**EXERCISE DESCRIPTION**. Find the line that contains "Convert this document image to plain text." in the entries below. Output it and each later line exactly, and nothing else.

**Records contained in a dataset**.
━━━━

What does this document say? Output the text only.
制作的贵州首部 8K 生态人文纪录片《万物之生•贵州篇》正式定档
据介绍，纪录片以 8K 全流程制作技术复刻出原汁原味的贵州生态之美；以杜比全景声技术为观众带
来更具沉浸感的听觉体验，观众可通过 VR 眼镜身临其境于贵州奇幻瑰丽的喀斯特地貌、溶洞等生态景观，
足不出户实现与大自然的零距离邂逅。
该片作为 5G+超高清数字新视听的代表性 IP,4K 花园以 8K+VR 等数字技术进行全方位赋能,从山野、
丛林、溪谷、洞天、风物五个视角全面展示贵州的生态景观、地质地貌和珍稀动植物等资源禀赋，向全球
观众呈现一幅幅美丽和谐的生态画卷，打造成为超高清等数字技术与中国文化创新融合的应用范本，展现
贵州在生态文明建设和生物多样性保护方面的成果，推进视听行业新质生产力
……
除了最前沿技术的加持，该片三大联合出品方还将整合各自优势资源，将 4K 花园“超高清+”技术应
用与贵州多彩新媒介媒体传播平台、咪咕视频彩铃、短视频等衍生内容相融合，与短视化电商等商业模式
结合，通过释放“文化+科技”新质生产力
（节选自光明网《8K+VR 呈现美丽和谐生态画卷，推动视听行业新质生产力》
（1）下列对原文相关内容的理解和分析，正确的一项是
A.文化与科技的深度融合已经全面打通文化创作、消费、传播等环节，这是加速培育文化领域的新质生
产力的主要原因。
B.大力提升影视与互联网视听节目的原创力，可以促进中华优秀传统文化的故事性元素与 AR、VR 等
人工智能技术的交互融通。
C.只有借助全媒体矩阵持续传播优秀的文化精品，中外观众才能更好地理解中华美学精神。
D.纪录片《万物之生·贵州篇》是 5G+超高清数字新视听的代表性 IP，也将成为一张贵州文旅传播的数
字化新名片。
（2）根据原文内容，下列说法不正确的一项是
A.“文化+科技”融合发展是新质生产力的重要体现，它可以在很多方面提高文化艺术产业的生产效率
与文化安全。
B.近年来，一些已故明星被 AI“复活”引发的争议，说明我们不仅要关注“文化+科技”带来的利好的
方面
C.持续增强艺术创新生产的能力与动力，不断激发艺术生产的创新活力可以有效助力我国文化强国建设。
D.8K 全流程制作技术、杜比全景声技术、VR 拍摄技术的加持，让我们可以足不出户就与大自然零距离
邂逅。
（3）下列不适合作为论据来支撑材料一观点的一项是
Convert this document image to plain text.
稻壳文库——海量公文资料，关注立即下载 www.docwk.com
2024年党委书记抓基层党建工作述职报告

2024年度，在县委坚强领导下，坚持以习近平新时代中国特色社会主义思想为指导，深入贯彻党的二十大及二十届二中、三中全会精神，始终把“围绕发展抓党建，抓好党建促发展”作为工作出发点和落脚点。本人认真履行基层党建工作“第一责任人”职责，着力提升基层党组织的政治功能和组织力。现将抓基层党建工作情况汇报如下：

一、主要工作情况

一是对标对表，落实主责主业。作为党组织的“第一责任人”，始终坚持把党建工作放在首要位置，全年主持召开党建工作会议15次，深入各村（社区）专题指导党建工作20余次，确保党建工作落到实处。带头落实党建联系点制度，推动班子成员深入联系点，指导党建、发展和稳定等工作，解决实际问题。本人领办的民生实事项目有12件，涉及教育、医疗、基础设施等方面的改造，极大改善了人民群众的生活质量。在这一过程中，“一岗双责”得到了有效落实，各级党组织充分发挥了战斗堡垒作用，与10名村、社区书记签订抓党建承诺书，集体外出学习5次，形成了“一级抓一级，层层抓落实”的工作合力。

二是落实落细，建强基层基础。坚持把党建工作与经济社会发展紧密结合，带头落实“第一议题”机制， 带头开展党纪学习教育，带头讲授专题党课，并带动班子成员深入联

━━━━

**RESULT OF THIS TASK**.
Convert this document image to plain text.
稻壳文库——海量公文资料，关注立即下载 www.docwk.com
2024年党委书记抓基层党建工作述职报告

2024年度，在县委坚强领导下，坚持以习近平新时代中国特色社会主义思想为指导，深入贯彻党的二十大及二十届二中、三中全会精神，始终把“围绕发展抓党建，抓好党建促发展”作为工作出发点和落脚点。本人认真履行基层党建工作“第一责任人”职责，着力提升基层党组织的政治功能和组织力。现将抓基层党建工作情况汇报如下：

一、主要工作情况

一是对标对表，落实主责主业。作为党组织的“第一责任人”，始终坚持把党建工作放在首要位置，全年主持召开党建工作会议15次，深入各村（社区）专题指导党建工作20余次，确保党建工作落到实处。带头落实党建联系点制度，推动班子成员深入联系点，指导党建、发展和稳定等工作，解决实际问题。本人领办的民生实事项目有12件，涉及教育、医疗、基础设施等方面的改造，极大改善了人民群众的生活质量。在这一过程中，“一岗双责”得到了有效落实，各级党组织充分发挥了战斗堡垒作用，与10名村、社区书记签订抓党建承诺书，集体外出学习5次，形成了“一级抓一级，层层抓落实”的工作合力。

二是落实落细，建强基层基础。坚持把党建工作与经济社会发展紧密结合，带头落实“第一议题”机制， 带头开展党纪学习教育，带头讲授专题党课，并带动班子成员深入联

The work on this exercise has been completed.